--- BEGIN DATA SHOWN ---

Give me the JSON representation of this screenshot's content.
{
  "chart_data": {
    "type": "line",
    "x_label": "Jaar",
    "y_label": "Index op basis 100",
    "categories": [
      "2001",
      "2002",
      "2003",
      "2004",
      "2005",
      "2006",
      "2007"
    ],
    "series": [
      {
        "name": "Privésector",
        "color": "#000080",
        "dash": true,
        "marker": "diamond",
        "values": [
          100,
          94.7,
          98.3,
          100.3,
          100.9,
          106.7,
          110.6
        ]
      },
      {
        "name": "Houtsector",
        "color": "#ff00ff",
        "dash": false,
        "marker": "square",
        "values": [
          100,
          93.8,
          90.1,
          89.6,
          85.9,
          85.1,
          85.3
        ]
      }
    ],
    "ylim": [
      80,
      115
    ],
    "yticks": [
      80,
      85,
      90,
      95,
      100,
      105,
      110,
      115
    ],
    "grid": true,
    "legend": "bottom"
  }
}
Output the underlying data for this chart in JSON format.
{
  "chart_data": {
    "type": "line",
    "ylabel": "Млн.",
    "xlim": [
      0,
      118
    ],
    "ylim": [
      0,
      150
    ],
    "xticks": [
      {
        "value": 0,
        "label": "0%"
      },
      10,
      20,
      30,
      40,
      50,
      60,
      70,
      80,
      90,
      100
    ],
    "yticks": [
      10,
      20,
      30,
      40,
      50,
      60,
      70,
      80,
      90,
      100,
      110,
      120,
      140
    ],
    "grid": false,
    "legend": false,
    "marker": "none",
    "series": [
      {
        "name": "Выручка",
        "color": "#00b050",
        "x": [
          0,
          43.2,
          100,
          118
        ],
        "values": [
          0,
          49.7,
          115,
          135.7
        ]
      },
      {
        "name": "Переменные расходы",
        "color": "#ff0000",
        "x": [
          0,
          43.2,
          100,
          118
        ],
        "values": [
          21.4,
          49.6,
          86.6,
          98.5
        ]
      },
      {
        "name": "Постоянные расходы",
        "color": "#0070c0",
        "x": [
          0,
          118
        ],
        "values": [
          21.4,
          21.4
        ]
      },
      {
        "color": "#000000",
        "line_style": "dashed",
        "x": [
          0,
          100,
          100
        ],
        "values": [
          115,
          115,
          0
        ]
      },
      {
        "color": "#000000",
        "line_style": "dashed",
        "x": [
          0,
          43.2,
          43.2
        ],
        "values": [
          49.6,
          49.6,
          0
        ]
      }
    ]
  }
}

--- END DATA SHOWN ---

> **TASK OBJECTIVE**:
Search the entries for the word "name" and gather every line where it appears.

> **TASK RESULT**:
        "name": "Privésector",
        "name": "Houtsector",
        "name": "Выручка",
        "name": "Переменные расходы",
        "name": "Постоянные расходы",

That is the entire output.